Below is the data. Give it again, complete and exact.

--- START Data extract ---

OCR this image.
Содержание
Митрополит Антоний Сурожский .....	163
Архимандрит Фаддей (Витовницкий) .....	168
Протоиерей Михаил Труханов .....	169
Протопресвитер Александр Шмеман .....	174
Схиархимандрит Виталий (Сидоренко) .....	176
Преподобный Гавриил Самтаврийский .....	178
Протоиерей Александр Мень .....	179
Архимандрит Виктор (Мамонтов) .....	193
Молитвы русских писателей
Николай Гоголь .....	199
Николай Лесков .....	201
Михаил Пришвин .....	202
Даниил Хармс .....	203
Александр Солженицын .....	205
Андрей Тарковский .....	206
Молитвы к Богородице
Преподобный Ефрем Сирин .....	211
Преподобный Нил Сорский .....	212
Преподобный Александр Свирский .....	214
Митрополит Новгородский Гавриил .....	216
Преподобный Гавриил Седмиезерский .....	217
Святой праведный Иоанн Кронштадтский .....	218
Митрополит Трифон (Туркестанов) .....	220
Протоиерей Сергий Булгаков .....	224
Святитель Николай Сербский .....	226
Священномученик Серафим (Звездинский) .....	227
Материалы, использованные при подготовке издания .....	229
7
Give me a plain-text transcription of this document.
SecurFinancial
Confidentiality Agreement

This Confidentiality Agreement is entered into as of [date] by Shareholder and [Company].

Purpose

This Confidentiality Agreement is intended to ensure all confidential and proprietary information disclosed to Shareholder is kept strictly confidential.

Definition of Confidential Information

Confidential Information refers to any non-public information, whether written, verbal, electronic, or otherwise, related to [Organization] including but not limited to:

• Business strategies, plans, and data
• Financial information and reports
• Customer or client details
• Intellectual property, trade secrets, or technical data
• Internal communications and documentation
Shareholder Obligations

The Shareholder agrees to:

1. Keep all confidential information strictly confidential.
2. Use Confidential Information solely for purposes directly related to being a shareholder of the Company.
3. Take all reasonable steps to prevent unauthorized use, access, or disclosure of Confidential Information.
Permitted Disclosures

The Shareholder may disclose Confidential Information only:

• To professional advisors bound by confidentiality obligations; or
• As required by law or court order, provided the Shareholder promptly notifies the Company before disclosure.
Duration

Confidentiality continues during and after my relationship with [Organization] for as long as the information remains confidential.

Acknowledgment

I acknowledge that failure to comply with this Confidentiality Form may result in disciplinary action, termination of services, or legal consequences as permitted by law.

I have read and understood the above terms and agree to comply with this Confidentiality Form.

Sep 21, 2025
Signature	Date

--- END Data extract ---

Answer in full
OCR this image.
Содержание
Митрополит Антоний Сурожский .....	163
Архимандрит Фаддей (Витовницкий) .....	168
Протоиерей Михаил Труханов .....	169
Протопресвитер Александр Шмеман .....	174
Схиархимандрит Виталий (Сидоренко) .....	176
Преподобный Гавриил Самтаврийский .....	178
Протоиерей Александр Мень .....	179
Архимандрит Виктор (Мамонтов) .....	193
Молитвы русских писателей
Николай Гоголь .....	199
Николай Лесков .....	201
Михаил Пришвин .....	202
Даниил Хармс .....	203
Александр Солженицын .....	205
Андрей Тарковский .....	206
Молитвы к Богородице
Преподобный Ефрем Сирин .....	211
Преподобный Нил Сорский .....	212
Преподобный Александр Свирский .....	214
Митрополит Новгородский Гавриил .....	216
Преподобный Гавриил Седмиезерский .....	217
Святой праведный Иоанн Кронштадтский .....	218
Митрополит Трифон (Туркестанов) .....	220
Протоиерей Сергий Булгаков .....	224
Святитель Николай Сербский .....	226
Священномученик Серафим (Звездинский) .....	227
Материалы, использованные при подготовке издания .....	229
7
Give me a plain-text transcription of this document.
SecurFinancial
Confidentiality Agreement

This Confidentiality Agreement is entered into as of [date] by Shareholder and [Company].

Purpose

This Confidentiality Agreement is intended to ensure all confidential and proprietary information disclosed to Shareholder is kept strictly confidential.

Definition of Confidential Information

Confidential Information refers to any non-public information, whether written, verbal, electronic, or otherwise, related to [Organization] including but not limited to:

• Business strategies, plans, and data
• Financial information and reports
• Customer or client details
• Intellectual property, trade secrets, or technical data
• Internal communications and documentation
Shareholder Obligations

The Shareholder agrees to:

1. Keep all confidential information strictly confidential.
2. Use Confidential Information solely for purposes directly related to being a shareholder of the Company.
3. Take all reasonable steps to prevent unauthorized use, access, or disclosure of Confidential Information.
Permitted Disclosures

The Shareholder may disclose Confidential Information only:

• To professional advisors bound by confidentiality obligations; or
• As required by law or court order, provided the Shareholder promptly notifies the Company before disclosure.
Duration

Confidentiality continues during and after my relationship with [Organization] for as long as the information remains confidential.

Acknowledgment

I acknowledge that failure to comply with this Confidentiality Form may result in disciplinary action, termination of services, or legal consequences as permitted by law.

I have read and understood the above terms and agree to comply with this Confidentiality Form.

Sep 21, 2025
Signature	Date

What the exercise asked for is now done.